**EXERCISE INSTRUCTIONS**
Drop all pictures and repeat exactly the lines from the line holding "Output a JSON" through the end of the records.

**LISTED RECORDS**
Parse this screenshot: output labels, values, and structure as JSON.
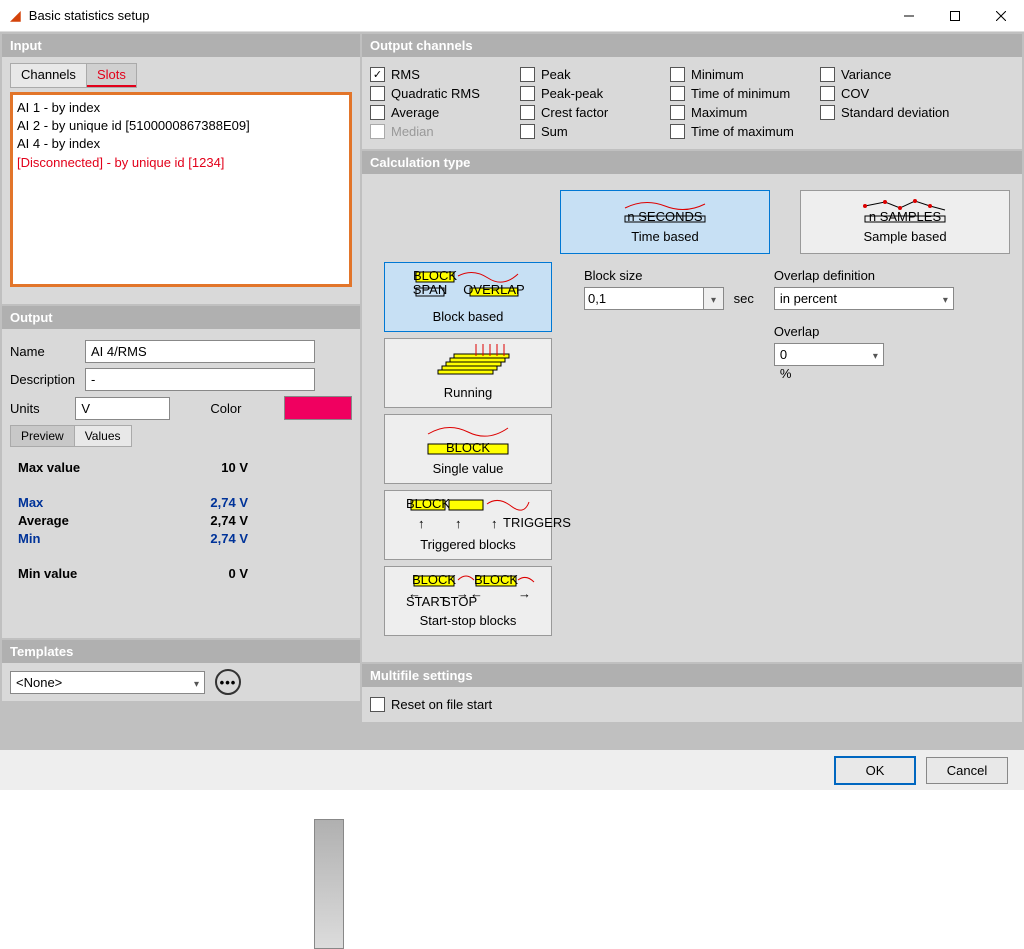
{
  "window": {
    "title": "Basic statistics setup"
  },
  "input": {
    "title": "Input",
    "tabs": {
      "channels": "Channels",
      "slots": "Slots"
    },
    "items": [
      "AI 1 - by index",
      "AI 2 - by unique id [5100000867388E09]",
      "AI 4 - by index",
      "[Disconnected] - by unique id [1234]"
    ]
  },
  "output": {
    "title": "Output",
    "name_label": "Name",
    "name": "AI 4/RMS",
    "desc_label": "Description",
    "desc": "-",
    "units_label": "Units",
    "units": "V",
    "color_label": "Color",
    "color": "#f00060",
    "tabs": {
      "preview": "Preview",
      "values": "Values"
    },
    "preview": {
      "max_value_lbl": "Max value",
      "max_value": "10 V",
      "max_lbl": "Max",
      "max": "2,74 V",
      "avg_lbl": "Average",
      "avg": "2,74 V",
      "min_lbl": "Min",
      "min": "2,74 V",
      "min_value_lbl": "Min value",
      "min_value": "0 V"
    }
  },
  "templates": {
    "title": "Templates",
    "value": "<None>"
  },
  "output_channels": {
    "title": "Output channels",
    "items": {
      "rms": "RMS",
      "qrms": "Quadratic RMS",
      "avg": "Average",
      "median": "Median",
      "peak": "Peak",
      "peakpeak": "Peak-peak",
      "crest": "Crest factor",
      "sum": "Sum",
      "min": "Minimum",
      "tmin": "Time of minimum",
      "max": "Maximum",
      "tmax": "Time of maximum",
      "var": "Variance",
      "cov": "COV",
      "std": "Standard deviation"
    },
    "checked": [
      "rms"
    ],
    "disabled": [
      "median"
    ]
  },
  "calc": {
    "title": "Calculation type",
    "time_based": "Time based",
    "sample_based": "Sample based",
    "block_based": "Block based",
    "running": "Running",
    "single_value": "Single value",
    "trig_blocks": "Triggered blocks",
    "ss_blocks": "Start-stop blocks",
    "block_size_lbl": "Block size",
    "block_size": "0,1",
    "block_unit": "sec",
    "overlap_def_lbl": "Overlap definition",
    "overlap_def": "in percent",
    "overlap_lbl": "Overlap",
    "overlap": "0",
    "overlap_unit": "%"
  },
  "multi": {
    "title": "Multifile settings",
    "reset": "Reset on file start"
  },
  "buttons": {
    "ok": "OK",
    "cancel": "Cancel"
  }
}
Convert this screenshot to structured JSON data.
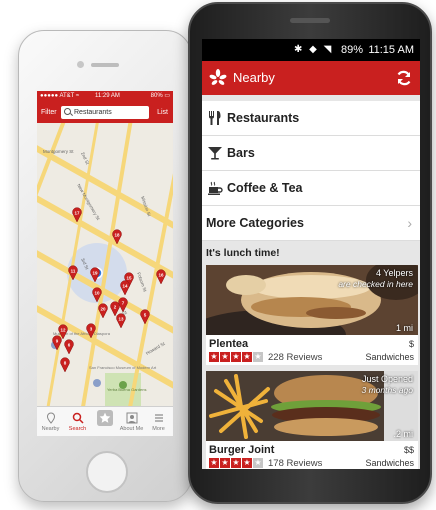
{
  "iphone": {
    "status": {
      "carrier": "●●●●● AT&T ≈",
      "time": "11:29 AM",
      "battery": "80% ▭"
    },
    "filter_label": "Filter",
    "search_value": "Restaurants",
    "list_label": "List",
    "map": {
      "streets": [
        "Montgomery St",
        "2nd St",
        "New Montgomery St",
        "Mission St",
        "3rd St",
        "4th St",
        "Folsom St",
        "Howard St"
      ],
      "pins": [
        "17",
        "18",
        "11",
        "10",
        "16",
        "19",
        "15",
        "14",
        "20",
        "3",
        "7",
        "12",
        "2",
        "5",
        "13",
        "9",
        "6",
        "8"
      ],
      "poi": [
        "Museum of the African Diaspora",
        "San Francisco Museum of Modern Art",
        "Yerba Buena Gardens"
      ]
    },
    "tabs": [
      {
        "label": "Nearby",
        "icon": "nearby-icon",
        "active": false
      },
      {
        "label": "Search",
        "icon": "search-icon",
        "active": true
      },
      {
        "label": "",
        "icon": "star-icon",
        "active": false
      },
      {
        "label": "About Me",
        "icon": "profile-icon",
        "active": false
      },
      {
        "label": "More",
        "icon": "more-icon",
        "active": false
      }
    ]
  },
  "android": {
    "status": {
      "icons": "✱ ◆ ◥",
      "battery": "89%",
      "time": "11:15 AM"
    },
    "title": "Nearby",
    "categories": [
      {
        "label": "Restaurants",
        "icon": "fork-knife-icon"
      },
      {
        "label": "Bars",
        "icon": "martini-icon"
      },
      {
        "label": "Coffee & Tea",
        "icon": "coffee-icon"
      },
      {
        "label": "More Categories",
        "icon": "",
        "chevron": "›"
      }
    ],
    "section_title": "It's lunch time!",
    "cards": [
      {
        "name": "Plentea",
        "price": "$",
        "badge1": "4 Yelpers",
        "badge2": "are checked in here",
        "distance": "1 mi",
        "rating": 4,
        "reviews": "228 Reviews",
        "category": "Sandwiches"
      },
      {
        "name": "Burger Joint",
        "price": "$$",
        "badge1": "Just Opened",
        "badge2": "3 months ago",
        "distance": ".2 mi",
        "rating": 4,
        "reviews": "178 Reviews",
        "category": "Sandwiches"
      }
    ]
  },
  "colors": {
    "accent": "#c9201f",
    "map_bg": "#f0ede6",
    "street": "#f6d77a"
  }
}
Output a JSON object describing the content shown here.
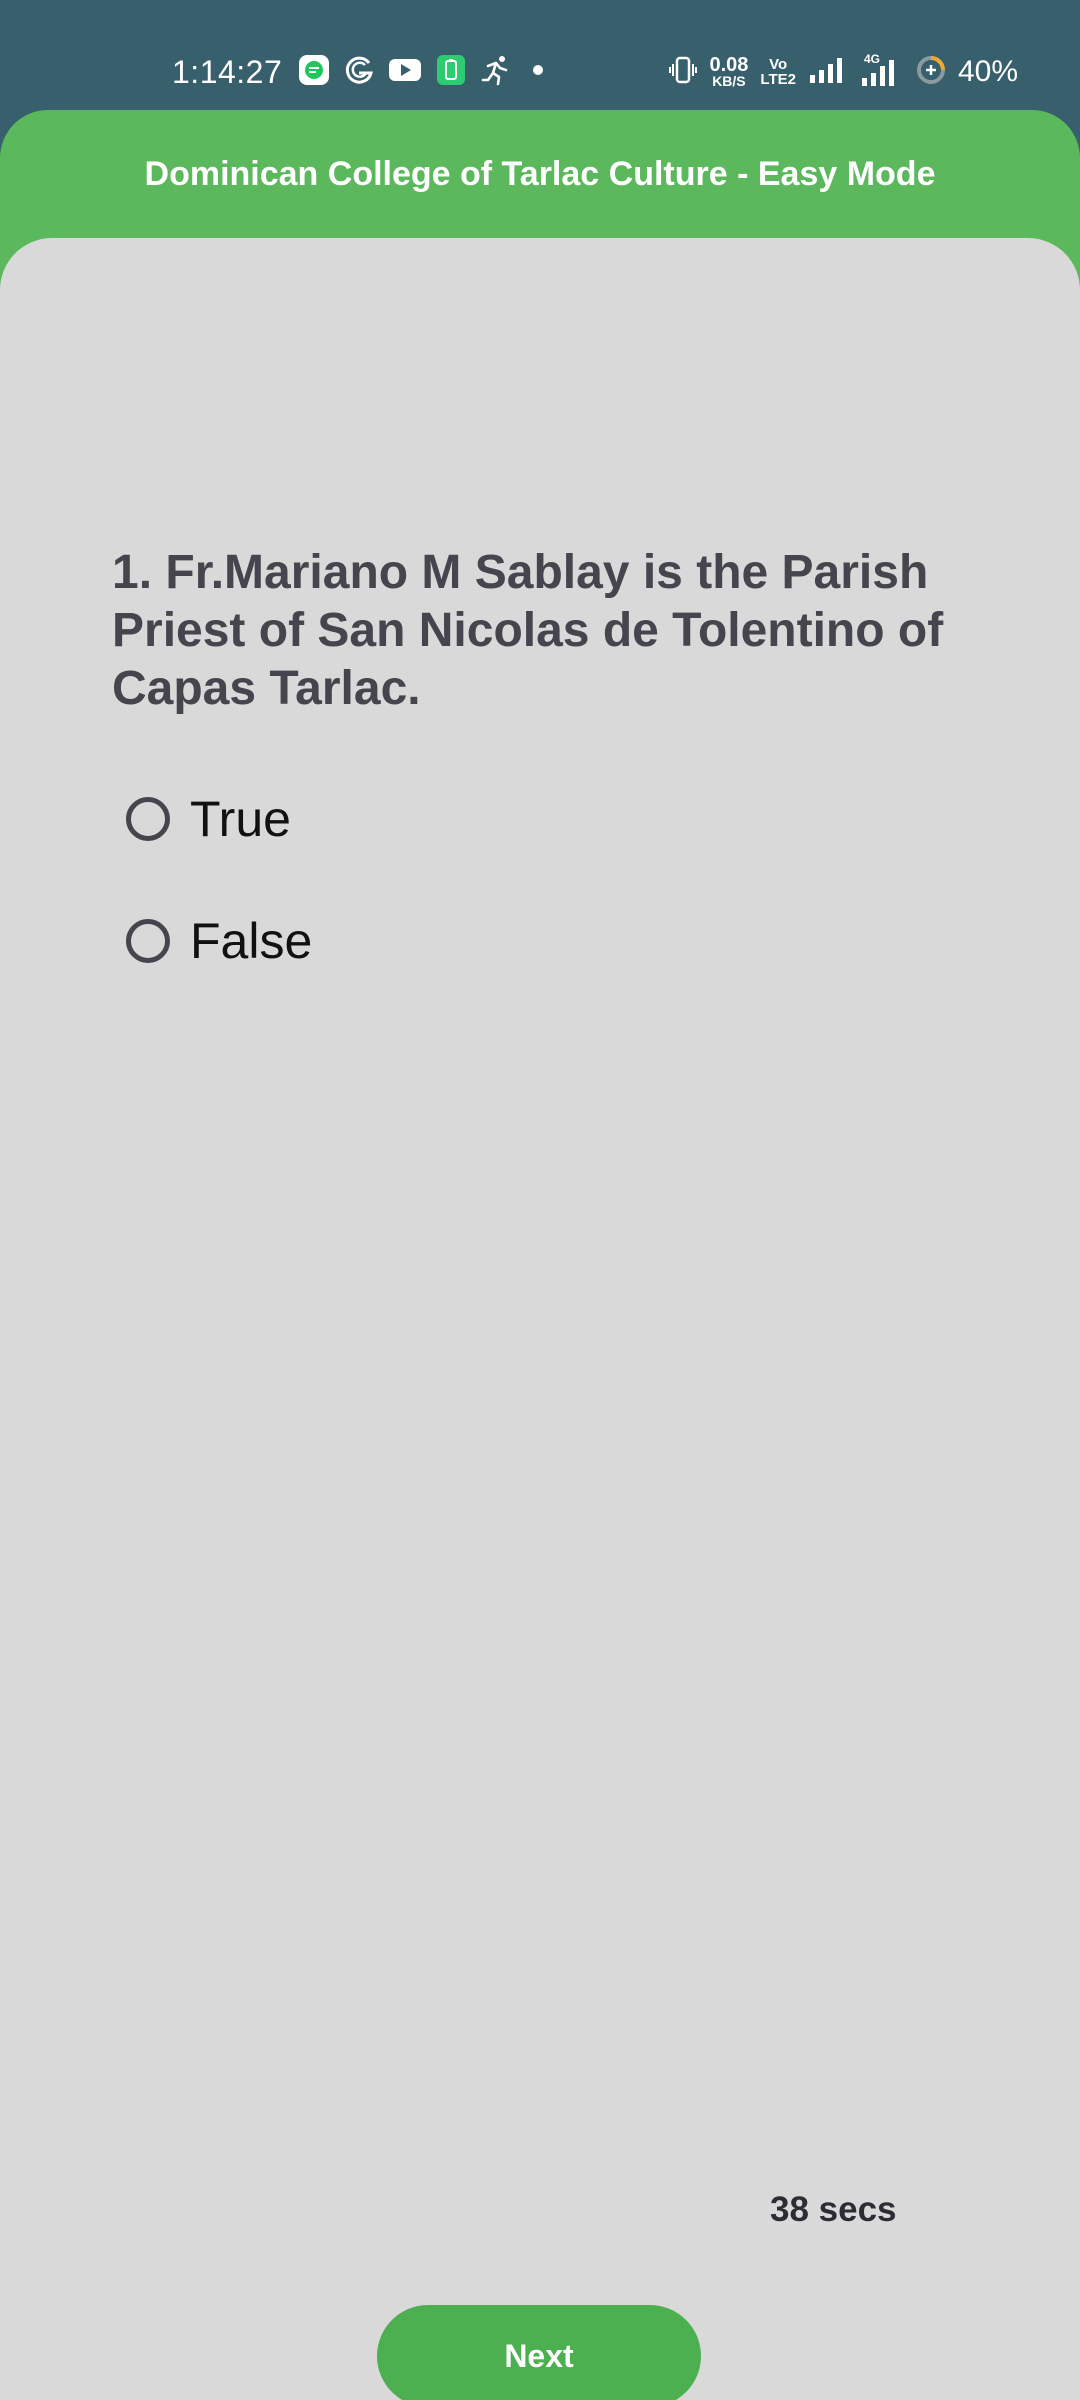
{
  "status_bar": {
    "time": "1:14:27",
    "net_speed_value": "0.08",
    "net_speed_unit": "KB/S",
    "volte_top": "Vo",
    "volte_bottom": "LTE2",
    "network_label": "4G",
    "battery_percent": "40%",
    "icons_left": [
      "message-icon",
      "g-icon",
      "youtube-icon",
      "battery-saver-icon",
      "running-icon",
      "dot-icon"
    ],
    "icons_right": [
      "vibrate-icon",
      "signal-icon",
      "signal-4g-icon",
      "battery-icon"
    ]
  },
  "header": {
    "title": "Dominican College of Tarlac Culture - Easy Mode",
    "color": "#5cb85c"
  },
  "quiz": {
    "question": "1. Fr.Mariano M Sablay is the Parish Priest of San Nicolas de Tolentino of Capas Tarlac.",
    "options": [
      {
        "label": "True",
        "selected": false
      },
      {
        "label": "False",
        "selected": false
      }
    ],
    "timer": "38 secs",
    "next_label": "Next"
  },
  "colors": {
    "status_bar": "#375f6c",
    "accent": "#5cb85c",
    "button": "#4caf50",
    "card_background": "#d9d9d9",
    "question_text": "#46454e"
  }
}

**THE RESPONSE**
Output a JSON object describing the content shown here.
{
  "status_bar": {
    "time": "1:14:27",
    "net_speed_value": "0.08",
    "net_speed_unit": "KB/S",
    "volte_top": "Vo",
    "volte_bottom": "LTE2",
    "network_label": "4G",
    "battery_percent": "40%",
    "icons_left": [
      "message-icon",
      "g-icon",
      "youtube-icon",
      "battery-saver-icon",
      "running-icon",
      "dot-icon"
    ],
    "icons_right": [
      "vibrate-icon",
      "signal-icon",
      "signal-4g-icon",
      "battery-icon"
    ]
  },
  "header": {
    "title": "Dominican College of Tarlac Culture - Easy Mode",
    "color": "#5cb85c"
  },
  "quiz": {
    "question": "1. Fr.Mariano M Sablay is the Parish Priest of San Nicolas de Tolentino of Capas Tarlac.",
    "options": [
      {
        "label": "True",
        "selected": false
      },
      {
        "label": "False",
        "selected": false
      }
    ],
    "timer": "38 secs",
    "next_label": "Next"
  },
  "colors": {
    "status_bar": "#375f6c",
    "accent": "#5cb85c",
    "button": "#4caf50",
    "card_background": "#d9d9d9",
    "question_text": "#46454e"
  }
}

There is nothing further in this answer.